#### [What you are asked to do]
Every record should be repeated exactly, except that pictures are left out.

#### [Material to process]
....................

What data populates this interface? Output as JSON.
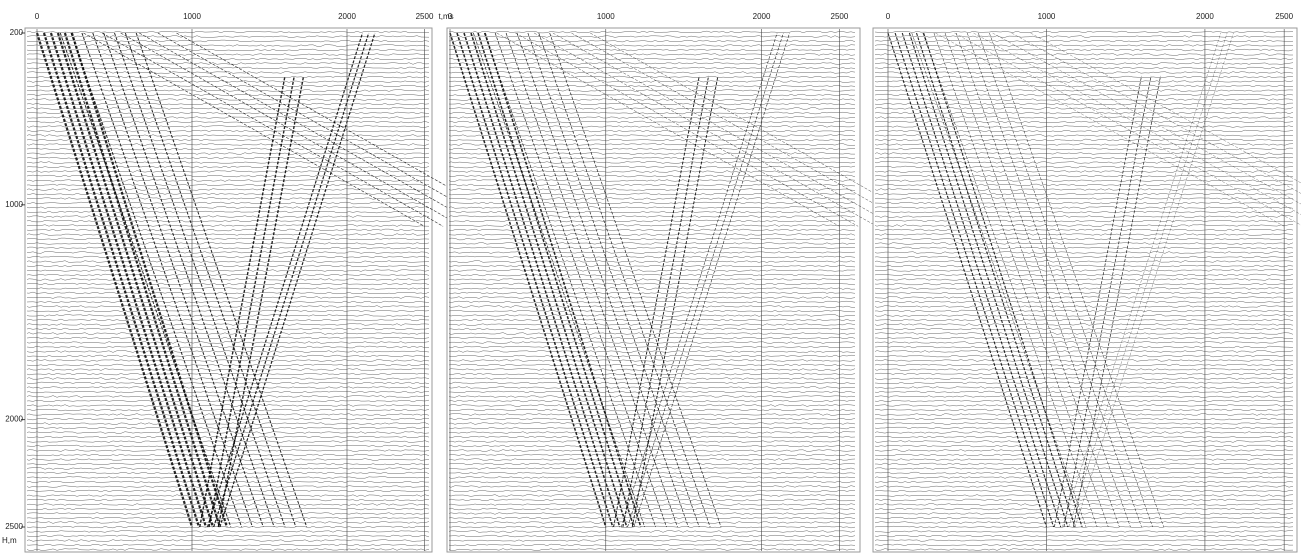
{
  "chart_data": [
    {
      "type": "seismogram",
      "xlim": [
        0,
        2600
      ],
      "xticks": [
        0,
        1000,
        2000,
        2500
      ],
      "xlabel": "t,ms",
      "ylim": [
        200,
        2500
      ],
      "yticks": [
        200,
        1000,
        2000,
        2500
      ],
      "ylabel": "H,m"
    },
    {
      "type": "seismogram",
      "xlim": [
        0,
        2600
      ],
      "xticks": [
        0,
        1000,
        2000,
        2500
      ],
      "ylim": [
        200,
        2500
      ]
    },
    {
      "type": "seismogram",
      "xlim": [
        0,
        2600
      ],
      "xticks": [
        0,
        1000,
        2000,
        2500
      ],
      "ylim": [
        200,
        2500
      ]
    }
  ]
}
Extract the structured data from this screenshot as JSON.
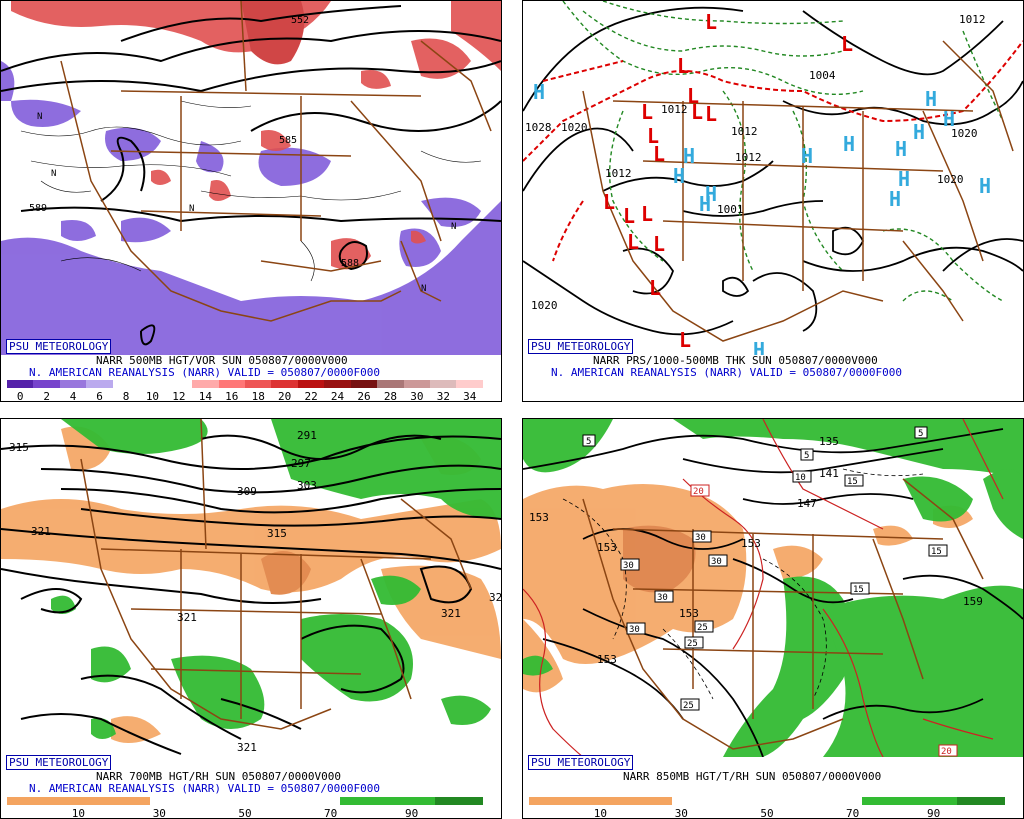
{
  "colors": {
    "brown_borders": "#8b4513",
    "vort_purple": "#8866dd",
    "vort_red": "#e05050",
    "rh_green": "#33bb33",
    "rh_orange": "#f4a460",
    "high_blue": "#33aadd",
    "low_red": "#dd0000",
    "thickness_green": "#228822",
    "thickness_red": "#dd0000",
    "badge_blue": "#0000aa"
  },
  "panels": [
    {
      "id": "500mb",
      "badge": "PSU METEOROLOGY",
      "caption_line1": "NARR 500MB HGT/VOR SUN 050807/0000V000",
      "caption_line2": "N. AMERICAN REANALYSIS (NARR) VALID = 050807/0000F000",
      "colorbar_ticks": [
        "0",
        "2",
        "4",
        "6",
        "8",
        "10",
        "12",
        "14",
        "16",
        "18",
        "20",
        "22",
        "24",
        "26",
        "28",
        "30",
        "32",
        "34"
      ],
      "colorbar_colors": [
        "#5522aa",
        "#7744cc",
        "#9977dd",
        "#bbaaee",
        "#ffffff",
        "#ffffff",
        "#ffffff",
        "#ffaaaa",
        "#ff7777",
        "#ee5555",
        "#dd3333",
        "#bb1111",
        "#991111",
        "#771111",
        "#aa7777",
        "#cc9999",
        "#ddbbbb",
        "#ffcccc"
      ],
      "contour_labels": [
        "552",
        "589",
        "588",
        "585"
      ]
    },
    {
      "id": "sfc",
      "badge": "PSU METEOROLOGY",
      "caption_line1": "NARR PRS/1000-500MB THK SUN 050807/0000V000",
      "caption_line2": "N. AMERICAN REANALYSIS (NARR) VALID = 050807/0000F000",
      "isobar_labels": [
        "1012",
        "1004",
        "1020",
        "1020",
        "1012",
        "1012",
        "1012",
        "1001",
        "1028",
        "1020",
        "1020",
        "1012"
      ],
      "high_label": "H",
      "low_label": "L"
    },
    {
      "id": "700mb",
      "badge": "PSU METEOROLOGY",
      "caption_line1": "NARR 700MB HGT/RH SUN 050807/0000V000",
      "caption_line2": "N. AMERICAN REANALYSIS (NARR) VALID = 050807/0000F000",
      "colorbar_ticks": [
        "10",
        "30",
        "50",
        "70",
        "90"
      ],
      "contour_labels": [
        "315",
        "291",
        "297",
        "303",
        "309",
        "315",
        "321",
        "321",
        "321",
        "321",
        "32"
      ]
    },
    {
      "id": "850mb",
      "badge": "PSU METEOROLOGY",
      "caption_line1": "NARR 850MB HGT/T/RH SUN 050807/0000V000",
      "colorbar_ticks": [
        "10",
        "30",
        "50",
        "70",
        "90"
      ],
      "contour_labels": [
        "153",
        "153",
        "153",
        "147",
        "153",
        "153",
        "159",
        "135",
        "141"
      ],
      "temp_labels": [
        "5",
        "5",
        "20",
        "10",
        "30",
        "30",
        "30",
        "30",
        "30",
        "25",
        "25",
        "25",
        "15",
        "15",
        "15",
        "20",
        "5"
      ]
    }
  ]
}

....................

#### [Solution below]
What data populates this interface? Output as JSON.
{
  "chart_data": [
    {
      "type": "seismogram",
      "xlim": [
        0,
        2600
      ],
      "xticks": [
        0,
        1000,
        2000,
        2500
      ],
      "xlabel": "t,ms",
      "ylim": [
        200,
        2500
      ],
      "yticks": [
        200,
        1000,
        2000,
        2500
      ],
      "ylabel": "H,m"
    },
    {
      "type": "seismogram",
      "xlim": [
        0,
        2600
      ],
      "xticks": [
        0,
        1000,
        2000,
        2500
      ],
      "ylim": [
        200,
        2500
      ]
    },
    {
      "type": "seismogram",
      "xlim": [
        0,
        2600
      ],
      "xticks": [
        0,
        1000,
        2000,
        2500
      ],
      "ylim": [
        200,
        2500
      ]
    }
  ]
}
Extract the structured data from this screenshot as JSON.
{
  "colors": {
    "brown_borders": "#8b4513",
    "vort_purple": "#8866dd",
    "vort_red": "#e05050",
    "rh_green": "#33bb33",
    "rh_orange": "#f4a460",
    "high_blue": "#33aadd",
    "low_red": "#dd0000",
    "thickness_green": "#228822",
    "thickness_red": "#dd0000",
    "badge_blue": "#0000aa"
  },
  "panels": [
    {
      "id": "500mb",
      "badge": "PSU METEOROLOGY",
      "caption_line1": "NARR 500MB HGT/VOR SUN 050807/0000V000",
      "caption_line2": "N. AMERICAN REANALYSIS (NARR) VALID = 050807/0000F000",
      "colorbar_ticks": [
        "0",
        "2",
        "4",
        "6",
        "8",
        "10",
        "12",
        "14",
        "16",
        "18",
        "20",
        "22",
        "24",
        "26",
        "28",
        "30",
        "32",
        "34"
      ],
      "colorbar_colors": [
        "#5522aa",
        "#7744cc",
        "#9977dd",
        "#bbaaee",
        "#ffffff",
        "#ffffff",
        "#ffffff",
        "#ffaaaa",
        "#ff7777",
        "#ee5555",
        "#dd3333",
        "#bb1111",
        "#991111",
        "#771111",
        "#aa7777",
        "#cc9999",
        "#ddbbbb",
        "#ffcccc"
      ],
      "contour_labels": [
        "552",
        "589",
        "588",
        "585"
      ]
    },
    {
      "id": "sfc",
      "badge": "PSU METEOROLOGY",
      "caption_line1": "NARR PRS/1000-500MB THK SUN 050807/0000V000",
      "caption_line2": "N. AMERICAN REANALYSIS (NARR) VALID = 050807/0000F000",
      "isobar_labels": [
        "1012",
        "1004",
        "1020",
        "1020",
        "1012",
        "1012",
        "1012",
        "1001",
        "1028",
        "1020",
        "1020",
        "1012"
      ],
      "high_label": "H",
      "low_label": "L"
    },
    {
      "id": "700mb",
      "badge": "PSU METEOROLOGY",
      "caption_line1": "NARR 700MB HGT/RH SUN 050807/0000V000",
      "caption_line2": "N. AMERICAN REANALYSIS (NARR) VALID = 050807/0000F000",
      "colorbar_ticks": [
        "10",
        "30",
        "50",
        "70",
        "90"
      ],
      "contour_labels": [
        "315",
        "291",
        "297",
        "303",
        "309",
        "315",
        "321",
        "321",
        "321",
        "321",
        "32"
      ]
    },
    {
      "id": "850mb",
      "badge": "PSU METEOROLOGY",
      "caption_line1": "NARR 850MB HGT/T/RH SUN 050807/0000V000",
      "colorbar_ticks": [
        "10",
        "30",
        "50",
        "70",
        "90"
      ],
      "contour_labels": [
        "153",
        "153",
        "153",
        "147",
        "153",
        "153",
        "159",
        "135",
        "141"
      ],
      "temp_labels": [
        "5",
        "5",
        "20",
        "10",
        "30",
        "30",
        "30",
        "30",
        "30",
        "25",
        "25",
        "25",
        "15",
        "15",
        "15",
        "20",
        "5"
      ]
    }
  ]
}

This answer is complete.